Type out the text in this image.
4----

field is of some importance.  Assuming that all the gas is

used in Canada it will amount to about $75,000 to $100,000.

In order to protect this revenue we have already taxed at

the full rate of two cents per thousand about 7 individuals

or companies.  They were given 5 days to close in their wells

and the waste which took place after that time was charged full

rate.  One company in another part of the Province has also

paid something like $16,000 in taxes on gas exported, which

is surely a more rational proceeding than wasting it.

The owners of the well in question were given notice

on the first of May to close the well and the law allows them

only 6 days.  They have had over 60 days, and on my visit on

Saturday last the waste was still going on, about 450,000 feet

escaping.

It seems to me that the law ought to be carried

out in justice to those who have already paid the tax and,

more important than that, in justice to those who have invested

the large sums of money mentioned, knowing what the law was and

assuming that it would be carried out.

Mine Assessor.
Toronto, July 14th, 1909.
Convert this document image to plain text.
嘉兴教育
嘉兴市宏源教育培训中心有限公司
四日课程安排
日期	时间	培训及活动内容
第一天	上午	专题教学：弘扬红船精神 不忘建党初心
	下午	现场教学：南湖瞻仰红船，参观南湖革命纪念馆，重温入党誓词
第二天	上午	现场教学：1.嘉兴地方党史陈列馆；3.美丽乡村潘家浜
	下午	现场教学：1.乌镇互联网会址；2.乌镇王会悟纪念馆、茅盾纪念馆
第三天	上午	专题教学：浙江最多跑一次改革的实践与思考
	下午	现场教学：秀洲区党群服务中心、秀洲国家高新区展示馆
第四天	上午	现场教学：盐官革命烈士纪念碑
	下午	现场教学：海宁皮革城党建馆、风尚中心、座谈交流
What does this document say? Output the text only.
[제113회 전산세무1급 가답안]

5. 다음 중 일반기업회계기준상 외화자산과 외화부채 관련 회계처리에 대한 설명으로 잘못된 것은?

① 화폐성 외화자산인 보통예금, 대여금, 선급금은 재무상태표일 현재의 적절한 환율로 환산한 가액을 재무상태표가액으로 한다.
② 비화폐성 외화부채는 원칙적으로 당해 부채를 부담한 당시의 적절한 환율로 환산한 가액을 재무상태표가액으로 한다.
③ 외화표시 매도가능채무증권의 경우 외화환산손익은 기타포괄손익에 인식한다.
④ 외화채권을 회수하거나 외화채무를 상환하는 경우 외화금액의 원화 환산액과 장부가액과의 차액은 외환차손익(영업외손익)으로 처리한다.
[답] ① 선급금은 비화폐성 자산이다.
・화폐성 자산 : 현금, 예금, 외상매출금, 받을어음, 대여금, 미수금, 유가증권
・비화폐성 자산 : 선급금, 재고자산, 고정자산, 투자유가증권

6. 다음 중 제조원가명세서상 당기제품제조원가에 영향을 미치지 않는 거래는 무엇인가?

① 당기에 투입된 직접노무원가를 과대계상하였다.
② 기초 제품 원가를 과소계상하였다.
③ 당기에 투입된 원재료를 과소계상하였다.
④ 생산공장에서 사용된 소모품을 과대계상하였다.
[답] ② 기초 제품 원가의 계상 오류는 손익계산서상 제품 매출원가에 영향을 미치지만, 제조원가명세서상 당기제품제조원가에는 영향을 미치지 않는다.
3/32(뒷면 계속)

■ **Problem details**: All of the entries above must be quoted exactly.

■ **The completed task**:
Type out the text in this image.
4----

field is of some importance.  Assuming that all the gas is

used in Canada it will amount to about $75,000 to $100,000.

In order to protect this revenue we have already taxed at

the full rate of two cents per thousand about 7 individuals

or companies.  They were given 5 days to close in their wells

and the waste which took place after that time was charged full

rate.  One company in another part of the Province has also

paid something like $16,000 in taxes on gas exported, which

is surely a more rational proceeding than wasting it.

The owners of the well in question were given notice

on the first of May to close the well and the law allows them

only 6 days.  They have had over 60 days, and on my visit on

Saturday last the waste was still going on, about 450,000 feet

escaping.

It seems to me that the law ought to be carried

out in justice to those who have already paid the tax and,

more important than that, in justice to those who have invested

the large sums of money mentioned, knowing what the law was and

assuming that it would be carried out.

Mine Assessor.
Toronto, July 14th, 1909.
Convert this document image to plain text.
嘉兴教育
嘉兴市宏源教育培训中心有限公司
四日课程安排
日期	时间	培训及活动内容
第一天	上午	专题教学：弘扬红船精神 不忘建党初心
	下午	现场教学：南湖瞻仰红船，参观南湖革命纪念馆，重温入党誓词
第二天	上午	现场教学：1.嘉兴地方党史陈列馆；3.美丽乡村潘家浜
	下午	现场教学：1.乌镇互联网会址；2.乌镇王会悟纪念馆、茅盾纪念馆
第三天	上午	专题教学：浙江最多跑一次改革的实践与思考
	下午	现场教学：秀洲区党群服务中心、秀洲国家高新区展示馆
第四天	上午	现场教学：盐官革命烈士纪念碑
	下午	现场教学：海宁皮革城党建馆、风尚中心、座谈交流
What does this document say? Output the text only.
[제113회 전산세무1급 가답안]

5. 다음 중 일반기업회계기준상 외화자산과 외화부채 관련 회계처리에 대한 설명으로 잘못된 것은?

① 화폐성 외화자산인 보통예금, 대여금, 선급금은 재무상태표일 현재의 적절한 환율로 환산한 가액을 재무상태표가액으로 한다.
② 비화폐성 외화부채는 원칙적으로 당해 부채를 부담한 당시의 적절한 환율로 환산한 가액을 재무상태표가액으로 한다.
③ 외화표시 매도가능채무증권의 경우 외화환산손익은 기타포괄손익에 인식한다.
④ 외화채권을 회수하거나 외화채무를 상환하는 경우 외화금액의 원화 환산액과 장부가액과의 차액은 외환차손익(영업외손익)으로 처리한다.
[답] ① 선급금은 비화폐성 자산이다.
・화폐성 자산 : 현금, 예금, 외상매출금, 받을어음, 대여금, 미수금, 유가증권
・비화폐성 자산 : 선급금, 재고자산, 고정자산, 투자유가증권

6. 다음 중 제조원가명세서상 당기제품제조원가에 영향을 미치지 않는 거래는 무엇인가?

① 당기에 투입된 직접노무원가를 과대계상하였다.
② 기초 제품 원가를 과소계상하였다.
③ 당기에 투입된 원재료를 과소계상하였다.
④ 생산공장에서 사용된 소모품을 과대계상하였다.
[답] ② 기초 제품 원가의 계상 오류는 손익계산서상 제품 매출원가에 영향을 미치지만, 제조원가명세서상 당기제품제조원가에는 영향을 미치지 않는다.
3/32(뒷면 계속)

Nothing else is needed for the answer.